# Source records:
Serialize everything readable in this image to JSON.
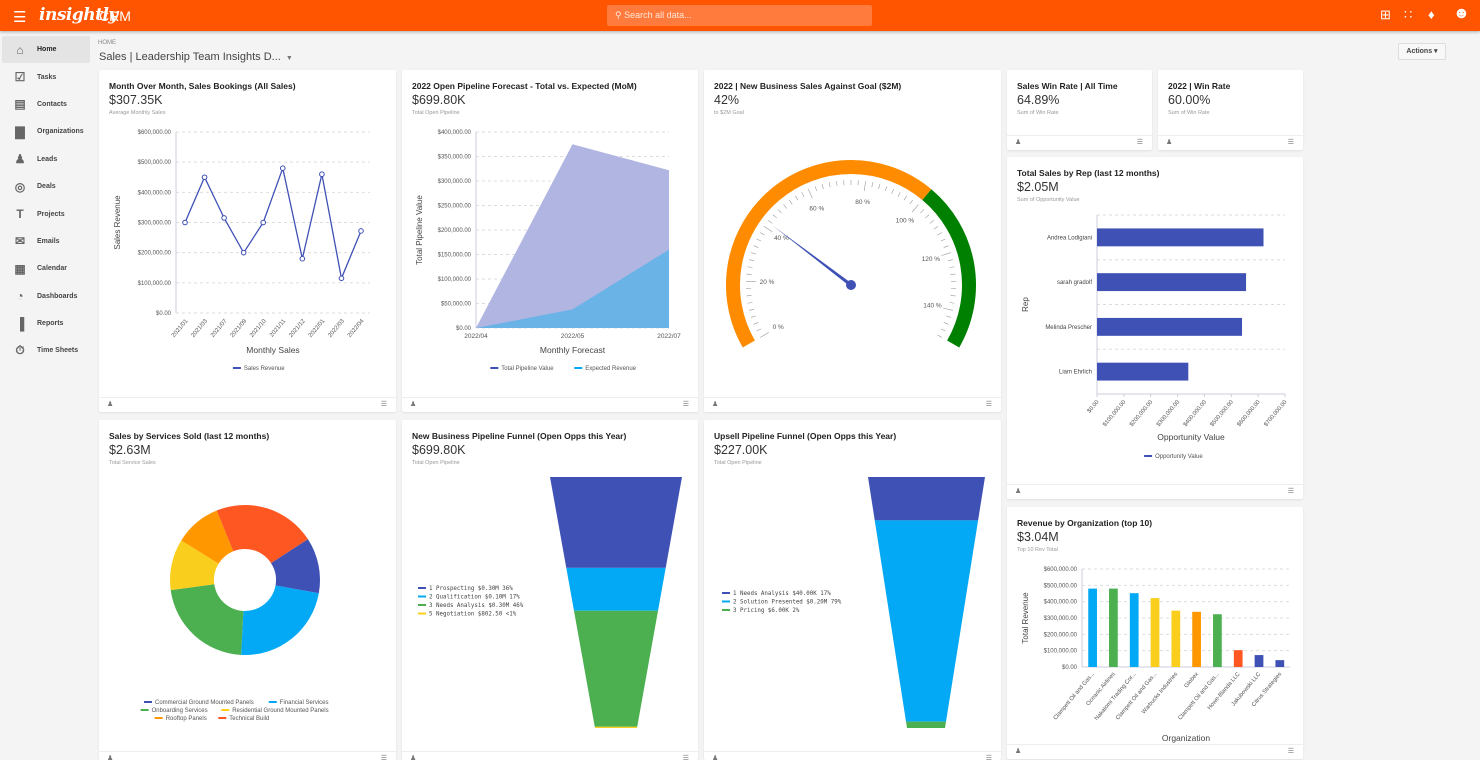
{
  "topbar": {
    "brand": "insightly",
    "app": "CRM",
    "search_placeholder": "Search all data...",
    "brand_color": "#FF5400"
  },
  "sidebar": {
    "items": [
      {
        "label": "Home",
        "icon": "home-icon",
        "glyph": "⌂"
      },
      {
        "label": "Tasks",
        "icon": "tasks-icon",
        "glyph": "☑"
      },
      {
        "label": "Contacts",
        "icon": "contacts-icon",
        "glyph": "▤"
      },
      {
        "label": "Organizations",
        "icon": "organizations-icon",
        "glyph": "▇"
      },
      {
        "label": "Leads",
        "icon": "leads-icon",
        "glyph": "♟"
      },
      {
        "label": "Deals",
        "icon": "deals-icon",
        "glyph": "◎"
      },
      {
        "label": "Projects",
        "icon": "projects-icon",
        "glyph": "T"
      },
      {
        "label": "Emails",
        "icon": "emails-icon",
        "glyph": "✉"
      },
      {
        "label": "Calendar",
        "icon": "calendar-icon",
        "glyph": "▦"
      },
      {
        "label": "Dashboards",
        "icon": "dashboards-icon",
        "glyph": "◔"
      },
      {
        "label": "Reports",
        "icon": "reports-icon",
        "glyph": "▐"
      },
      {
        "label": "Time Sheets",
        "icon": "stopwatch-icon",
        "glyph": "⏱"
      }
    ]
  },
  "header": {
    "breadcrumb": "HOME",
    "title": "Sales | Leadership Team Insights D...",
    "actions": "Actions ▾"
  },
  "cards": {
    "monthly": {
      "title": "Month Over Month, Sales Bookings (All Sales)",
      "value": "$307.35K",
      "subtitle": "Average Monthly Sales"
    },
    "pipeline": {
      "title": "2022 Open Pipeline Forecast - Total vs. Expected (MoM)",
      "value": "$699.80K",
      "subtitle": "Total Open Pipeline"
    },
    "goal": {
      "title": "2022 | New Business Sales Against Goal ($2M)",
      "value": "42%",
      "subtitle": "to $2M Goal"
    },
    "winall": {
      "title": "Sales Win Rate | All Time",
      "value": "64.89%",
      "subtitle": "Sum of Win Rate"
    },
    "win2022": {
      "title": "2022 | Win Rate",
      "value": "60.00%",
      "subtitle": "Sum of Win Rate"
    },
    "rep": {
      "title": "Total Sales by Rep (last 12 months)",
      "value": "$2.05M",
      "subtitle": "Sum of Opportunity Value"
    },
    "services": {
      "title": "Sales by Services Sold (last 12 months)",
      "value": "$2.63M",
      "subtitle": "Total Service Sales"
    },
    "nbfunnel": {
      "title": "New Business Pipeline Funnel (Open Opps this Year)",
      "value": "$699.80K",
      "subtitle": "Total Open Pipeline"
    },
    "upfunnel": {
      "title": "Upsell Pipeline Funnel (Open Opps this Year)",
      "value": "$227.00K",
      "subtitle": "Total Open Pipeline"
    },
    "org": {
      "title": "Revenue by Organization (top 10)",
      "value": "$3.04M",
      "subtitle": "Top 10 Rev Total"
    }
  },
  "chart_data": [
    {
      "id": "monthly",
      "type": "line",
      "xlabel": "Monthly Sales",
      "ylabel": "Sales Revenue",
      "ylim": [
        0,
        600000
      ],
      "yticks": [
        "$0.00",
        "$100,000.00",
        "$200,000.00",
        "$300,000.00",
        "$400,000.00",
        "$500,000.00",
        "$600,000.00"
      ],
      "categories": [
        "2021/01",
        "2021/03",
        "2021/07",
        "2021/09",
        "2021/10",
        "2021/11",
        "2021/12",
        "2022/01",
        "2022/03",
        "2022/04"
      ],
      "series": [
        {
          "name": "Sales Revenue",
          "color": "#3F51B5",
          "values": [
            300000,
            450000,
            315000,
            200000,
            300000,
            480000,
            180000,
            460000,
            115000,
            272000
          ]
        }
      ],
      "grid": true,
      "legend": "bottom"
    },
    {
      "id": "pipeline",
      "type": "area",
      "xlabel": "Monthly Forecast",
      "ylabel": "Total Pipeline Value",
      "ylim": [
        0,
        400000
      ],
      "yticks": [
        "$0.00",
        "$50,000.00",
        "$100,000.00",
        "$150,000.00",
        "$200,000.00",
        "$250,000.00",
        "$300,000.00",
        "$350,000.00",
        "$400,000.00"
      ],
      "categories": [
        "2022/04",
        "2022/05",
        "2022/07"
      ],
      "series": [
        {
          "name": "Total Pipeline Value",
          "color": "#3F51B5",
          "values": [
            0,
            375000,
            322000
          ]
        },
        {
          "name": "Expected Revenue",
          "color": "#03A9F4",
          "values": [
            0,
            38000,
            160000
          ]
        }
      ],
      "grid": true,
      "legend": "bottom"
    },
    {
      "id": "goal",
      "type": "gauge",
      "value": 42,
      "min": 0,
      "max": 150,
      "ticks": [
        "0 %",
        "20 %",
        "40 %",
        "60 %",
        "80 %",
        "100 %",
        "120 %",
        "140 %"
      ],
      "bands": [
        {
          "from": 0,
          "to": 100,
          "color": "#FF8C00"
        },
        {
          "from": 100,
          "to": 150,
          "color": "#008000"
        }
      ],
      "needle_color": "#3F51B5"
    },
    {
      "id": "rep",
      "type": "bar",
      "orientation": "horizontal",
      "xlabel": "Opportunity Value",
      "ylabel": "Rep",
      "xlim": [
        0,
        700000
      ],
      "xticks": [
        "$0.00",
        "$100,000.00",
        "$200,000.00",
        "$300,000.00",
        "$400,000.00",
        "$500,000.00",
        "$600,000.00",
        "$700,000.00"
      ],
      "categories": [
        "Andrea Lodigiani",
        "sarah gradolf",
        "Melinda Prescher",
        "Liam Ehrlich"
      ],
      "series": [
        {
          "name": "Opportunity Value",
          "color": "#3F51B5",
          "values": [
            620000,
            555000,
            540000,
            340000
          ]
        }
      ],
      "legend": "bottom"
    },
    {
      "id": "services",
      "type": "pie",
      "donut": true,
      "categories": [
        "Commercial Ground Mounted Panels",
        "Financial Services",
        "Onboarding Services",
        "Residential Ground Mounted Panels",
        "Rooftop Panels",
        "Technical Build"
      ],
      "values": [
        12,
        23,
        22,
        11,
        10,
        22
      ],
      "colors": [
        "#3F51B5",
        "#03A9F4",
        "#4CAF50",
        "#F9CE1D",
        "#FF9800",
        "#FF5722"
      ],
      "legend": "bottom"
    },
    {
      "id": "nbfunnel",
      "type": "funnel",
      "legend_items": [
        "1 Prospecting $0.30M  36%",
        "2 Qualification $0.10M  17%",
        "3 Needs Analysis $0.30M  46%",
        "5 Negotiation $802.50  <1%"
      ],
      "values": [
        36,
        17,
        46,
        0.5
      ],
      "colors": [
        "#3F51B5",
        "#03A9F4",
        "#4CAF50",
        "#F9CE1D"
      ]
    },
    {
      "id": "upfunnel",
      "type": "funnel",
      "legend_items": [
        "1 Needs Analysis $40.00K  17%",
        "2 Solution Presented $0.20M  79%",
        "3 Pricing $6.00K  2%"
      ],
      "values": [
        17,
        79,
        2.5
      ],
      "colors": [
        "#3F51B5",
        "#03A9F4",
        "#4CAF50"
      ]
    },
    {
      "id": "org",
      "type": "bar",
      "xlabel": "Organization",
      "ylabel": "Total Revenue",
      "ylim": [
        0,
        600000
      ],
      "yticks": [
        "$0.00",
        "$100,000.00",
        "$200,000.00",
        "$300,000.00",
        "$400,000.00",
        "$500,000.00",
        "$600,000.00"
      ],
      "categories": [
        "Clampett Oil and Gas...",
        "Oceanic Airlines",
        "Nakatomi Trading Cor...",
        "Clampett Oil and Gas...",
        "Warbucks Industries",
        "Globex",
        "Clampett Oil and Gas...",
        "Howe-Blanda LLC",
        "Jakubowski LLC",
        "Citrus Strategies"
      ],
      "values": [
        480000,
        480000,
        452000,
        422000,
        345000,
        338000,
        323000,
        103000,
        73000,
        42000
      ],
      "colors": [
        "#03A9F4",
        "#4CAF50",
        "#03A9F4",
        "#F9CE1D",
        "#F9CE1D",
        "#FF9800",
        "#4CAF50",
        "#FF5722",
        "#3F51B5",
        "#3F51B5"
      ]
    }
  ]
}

---

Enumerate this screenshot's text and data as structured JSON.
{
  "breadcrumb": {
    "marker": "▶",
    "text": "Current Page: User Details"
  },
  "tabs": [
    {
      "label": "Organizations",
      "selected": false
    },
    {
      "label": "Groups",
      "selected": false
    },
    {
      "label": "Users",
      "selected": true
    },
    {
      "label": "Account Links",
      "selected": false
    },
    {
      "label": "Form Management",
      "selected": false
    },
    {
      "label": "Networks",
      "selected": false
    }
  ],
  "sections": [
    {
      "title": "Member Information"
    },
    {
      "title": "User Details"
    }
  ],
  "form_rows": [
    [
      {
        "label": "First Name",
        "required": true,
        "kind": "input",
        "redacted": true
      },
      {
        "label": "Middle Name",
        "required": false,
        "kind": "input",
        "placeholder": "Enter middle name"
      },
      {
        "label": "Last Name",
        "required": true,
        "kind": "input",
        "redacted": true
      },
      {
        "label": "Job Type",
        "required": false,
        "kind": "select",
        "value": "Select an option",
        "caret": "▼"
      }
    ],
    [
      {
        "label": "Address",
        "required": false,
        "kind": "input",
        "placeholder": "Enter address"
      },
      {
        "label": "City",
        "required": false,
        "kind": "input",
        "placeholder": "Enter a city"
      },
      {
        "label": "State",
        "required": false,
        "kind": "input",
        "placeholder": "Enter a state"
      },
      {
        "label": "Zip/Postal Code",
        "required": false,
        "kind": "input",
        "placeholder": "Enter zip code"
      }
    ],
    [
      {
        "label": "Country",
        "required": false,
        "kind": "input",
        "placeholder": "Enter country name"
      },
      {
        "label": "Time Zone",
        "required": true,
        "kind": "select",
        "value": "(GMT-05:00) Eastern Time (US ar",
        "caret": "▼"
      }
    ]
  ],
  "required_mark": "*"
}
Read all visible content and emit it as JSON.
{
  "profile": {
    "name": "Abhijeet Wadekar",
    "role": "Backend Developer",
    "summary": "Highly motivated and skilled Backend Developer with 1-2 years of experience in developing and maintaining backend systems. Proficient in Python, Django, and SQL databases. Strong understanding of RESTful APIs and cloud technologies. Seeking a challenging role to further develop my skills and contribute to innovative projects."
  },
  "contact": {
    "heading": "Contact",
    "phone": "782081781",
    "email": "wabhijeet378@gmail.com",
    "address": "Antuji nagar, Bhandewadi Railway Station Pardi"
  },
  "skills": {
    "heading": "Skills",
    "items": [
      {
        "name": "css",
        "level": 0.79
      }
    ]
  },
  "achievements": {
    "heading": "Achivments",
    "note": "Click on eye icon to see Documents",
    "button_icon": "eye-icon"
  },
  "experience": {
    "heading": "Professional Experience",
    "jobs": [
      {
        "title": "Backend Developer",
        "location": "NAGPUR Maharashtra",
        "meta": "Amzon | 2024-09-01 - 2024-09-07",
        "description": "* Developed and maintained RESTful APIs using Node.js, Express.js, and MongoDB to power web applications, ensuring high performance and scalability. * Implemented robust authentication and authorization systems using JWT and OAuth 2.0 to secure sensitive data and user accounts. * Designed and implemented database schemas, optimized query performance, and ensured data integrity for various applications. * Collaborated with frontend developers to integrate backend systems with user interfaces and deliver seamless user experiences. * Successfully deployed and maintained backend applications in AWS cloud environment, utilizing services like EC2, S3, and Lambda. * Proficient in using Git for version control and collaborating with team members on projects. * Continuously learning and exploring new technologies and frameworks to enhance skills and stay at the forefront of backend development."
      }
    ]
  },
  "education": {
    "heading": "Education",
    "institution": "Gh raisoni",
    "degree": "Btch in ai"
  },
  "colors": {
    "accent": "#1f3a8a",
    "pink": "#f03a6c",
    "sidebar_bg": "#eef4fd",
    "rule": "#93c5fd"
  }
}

# Problem to work on:
Look for lines containing the string "technologies" and copy them all.

# Worked solution:
    "summary": "Highly motivated and skilled Backend Developer with 1-2 years of experience in developing and maintaining backend systems. Proficient in Python, Django, and SQL databases. Strong understanding of RESTful APIs and cloud technologies. Seeking a challenging role to further develop my skills and contribute to innovative projects."
        "description": "* Developed and maintained RESTful APIs using Node.js, Express.js, and MongoDB to power web applications, ensuring high performance and scalability. * Implemented robust authentication and authorization systems using JWT and OAuth 2.0 to secure sensitive data and user accounts. * Designed and implemented database schemas, optimized query performance, and ensured data integrity for various applications. * Collaborated with frontend developers to integrate backend systems with user interfaces and deliver seamless user experiences. * Successfully deployed and maintained backend applications in AWS cloud environment, utilizing services like EC2, S3, and Lambda. * Proficient in using Git for version control and collaborating with team members on projects. * Continuously learning and exploring new technologies and frameworks to enhance skills and stay at the forefront of backend development."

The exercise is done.